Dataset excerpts
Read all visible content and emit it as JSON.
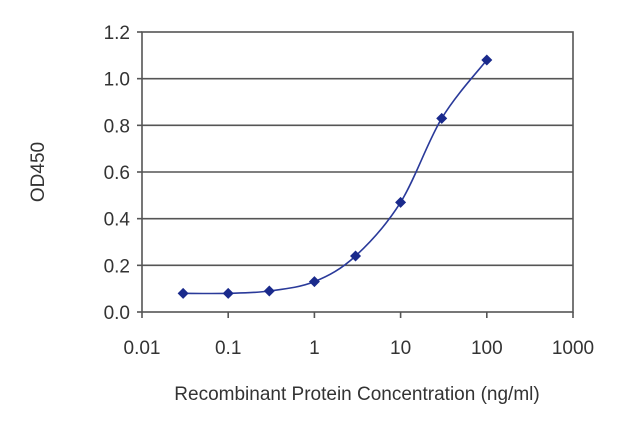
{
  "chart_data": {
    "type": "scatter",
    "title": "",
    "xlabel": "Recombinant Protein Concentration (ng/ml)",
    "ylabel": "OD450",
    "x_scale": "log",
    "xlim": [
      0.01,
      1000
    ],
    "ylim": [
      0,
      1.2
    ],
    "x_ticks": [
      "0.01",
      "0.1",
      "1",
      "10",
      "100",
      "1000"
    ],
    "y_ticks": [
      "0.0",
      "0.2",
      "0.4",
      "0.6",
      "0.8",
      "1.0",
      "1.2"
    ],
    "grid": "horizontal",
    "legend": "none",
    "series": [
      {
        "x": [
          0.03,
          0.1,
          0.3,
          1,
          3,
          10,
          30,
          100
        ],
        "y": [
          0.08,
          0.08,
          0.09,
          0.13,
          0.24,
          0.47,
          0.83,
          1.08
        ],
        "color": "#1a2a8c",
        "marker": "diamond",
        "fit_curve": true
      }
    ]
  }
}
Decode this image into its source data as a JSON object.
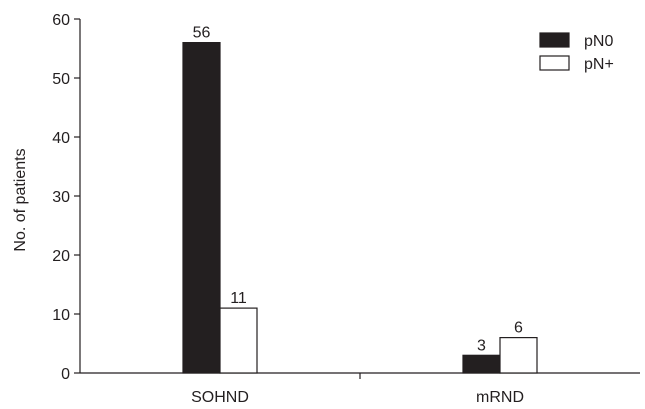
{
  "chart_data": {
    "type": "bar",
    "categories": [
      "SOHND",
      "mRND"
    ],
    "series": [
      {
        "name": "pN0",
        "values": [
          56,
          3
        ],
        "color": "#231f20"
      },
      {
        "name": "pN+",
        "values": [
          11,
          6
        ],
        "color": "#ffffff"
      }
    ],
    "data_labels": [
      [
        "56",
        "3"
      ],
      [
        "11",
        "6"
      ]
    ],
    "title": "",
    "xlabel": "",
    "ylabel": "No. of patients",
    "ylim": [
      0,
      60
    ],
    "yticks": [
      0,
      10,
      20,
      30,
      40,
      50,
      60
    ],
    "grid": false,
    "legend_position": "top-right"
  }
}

- _ASSIGNMENT_
Where does the string "xlabel" appear in the records above? Return every line that holds it.

- _REPLY TO THE TASK_
    "xlabel": "Recombinant Protein Concentration (ng/ml)",
    "xlabel": "",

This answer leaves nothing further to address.